**PROMPT**
Without the images, write out all of the following entries exactly.

(Extracted records)
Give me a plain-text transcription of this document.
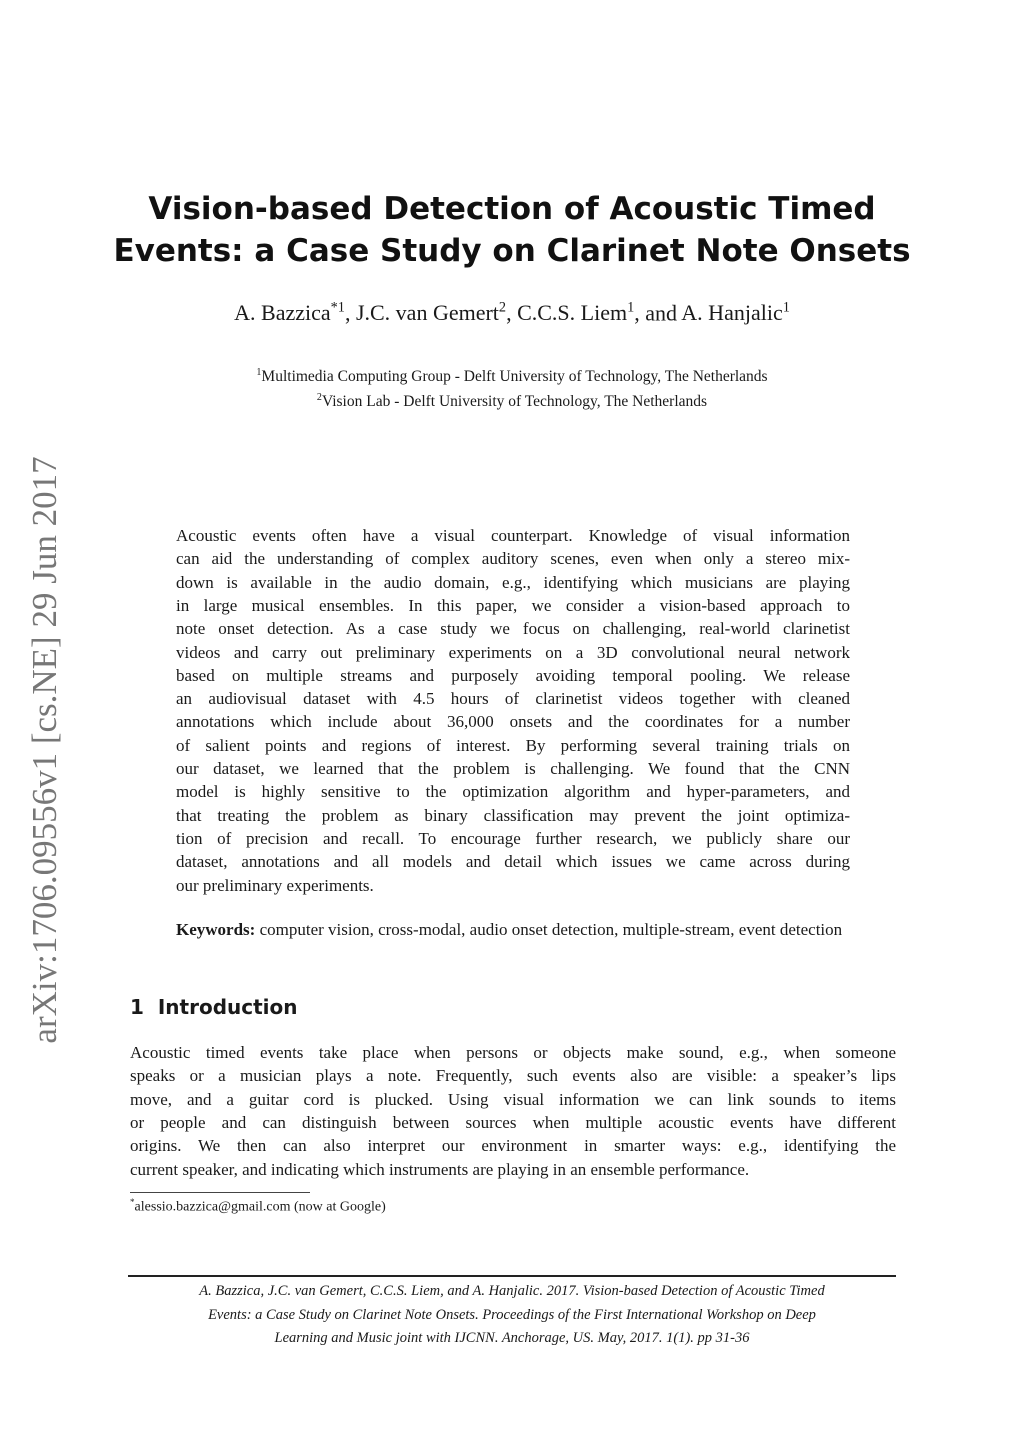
arXiv:1706.09556v1 [cs.NE] 29 Jun 2017
Vision-based Detection of Acoustic Timed
Events: a Case Study on Clarinet Note Onsets
A. Bazzica$^{*1}$, J.C. van Gemert$^2$, C.C.S. Liem$^1$, and A. Hanjalic$^1$
$^1$Multimedia Computing Group - Delft University of Technology, The Netherlands
$^2$Vision Lab - Delft University of Technology, The Netherlands
Acoustic events often have a visual counterpart. Knowledge of visual information
can aid the understanding of complex auditory scenes, even when only a stereo mix-
down is available in the audio domain, e.g., identifying which musicians are playing
in large musical ensembles. In this paper, we consider a vision-based approach to
note onset detection. As a case study we focus on challenging, real-world clarinetist
videos and carry out preliminary experiments on a 3D convolutional neural network
based on multiple streams and purposely avoiding temporal pooling. We release
an audiovisual dataset with 4.5 hours of clarinetist videos together with cleaned
annotations which include about 36,000 onsets and the coordinates for a number
of salient points and regions of interest. By performing several training trials on
our dataset, we learned that the problem is challenging. We found that the CNN
model is highly sensitive to the optimization algorithm and hyper-parameters, and
that treating the problem as binary classification may prevent the joint optimiza-
tion of precision and recall. To encourage further research, we publicly share our
dataset, annotations and all models and detail which issues we came across during
our preliminary experiments.
Keywords: computer vision, cross-modal, audio onset detection, multiple-stream, event detection
1 Introduction
Acoustic timed events take place when persons or objects make sound, e.g., when someone
speaks or a musician plays a note. Frequently, such events also are visible: a speaker’s lips
move, and a guitar cord is plucked. Using visual information we can link sounds to items
or people and can distinguish between sources when multiple acoustic events have different
origins. We then can also interpret our environment in smarter ways: e.g., identifying the
current speaker, and indicating which instruments are playing in an ensemble performance.
*alessio.bazzica@gmail.com (now at Google)
A. Bazzica, J.C. van Gemert, C.C.S. Liem, and A. Hanjalic. 2017. Vision-based Detection of Acoustic Timed
Events: a Case Study on Clarinet Note Onsets. Proceedings of the First International Workshop on Deep
Learning and Music joint with IJCNN. Anchorage, US. May, 2017. 1(1). pp 31-36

**RESULT OF THIS EXERCISE**
Give me a plain-text transcription of this document.
arXiv:1706.09556v1 [cs.NE] 29 Jun 2017
Vision-based Detection of Acoustic Timed
Events: a Case Study on Clarinet Note Onsets
A. Bazzica$^{*1}$, J.C. van Gemert$^2$, C.C.S. Liem$^1$, and A. Hanjalic$^1$
$^1$Multimedia Computing Group - Delft University of Technology, The Netherlands
$^2$Vision Lab - Delft University of Technology, The Netherlands
Acoustic events often have a visual counterpart. Knowledge of visual information
can aid the understanding of complex auditory scenes, even when only a stereo mix-
down is available in the audio domain, e.g., identifying which musicians are playing
in large musical ensembles. In this paper, we consider a vision-based approach to
note onset detection. As a case study we focus on challenging, real-world clarinetist
videos and carry out preliminary experiments on a 3D convolutional neural network
based on multiple streams and purposely avoiding temporal pooling. We release
an audiovisual dataset with 4.5 hours of clarinetist videos together with cleaned
annotations which include about 36,000 onsets and the coordinates for a number
of salient points and regions of interest. By performing several training trials on
our dataset, we learned that the problem is challenging. We found that the CNN
model is highly sensitive to the optimization algorithm and hyper-parameters, and
that treating the problem as binary classification may prevent the joint optimiza-
tion of precision and recall. To encourage further research, we publicly share our
dataset, annotations and all models and detail which issues we came across during
our preliminary experiments.
Keywords: computer vision, cross-modal, audio onset detection, multiple-stream, event detection
1 Introduction
Acoustic timed events take place when persons or objects make sound, e.g., when someone
speaks or a musician plays a note. Frequently, such events also are visible: a speaker’s lips
move, and a guitar cord is plucked. Using visual information we can link sounds to items
or people and can distinguish between sources when multiple acoustic events have different
origins. We then can also interpret our environment in smarter ways: e.g., identifying the
current speaker, and indicating which instruments are playing in an ensemble performance.
*alessio.bazzica@gmail.com (now at Google)
A. Bazzica, J.C. van Gemert, C.C.S. Liem, and A. Hanjalic. 2017. Vision-based Detection of Acoustic Timed
Events: a Case Study on Clarinet Note Onsets. Proceedings of the First International Workshop on Deep
Learning and Music joint with IJCNN. Anchorage, US. May, 2017. 1(1). pp 31-36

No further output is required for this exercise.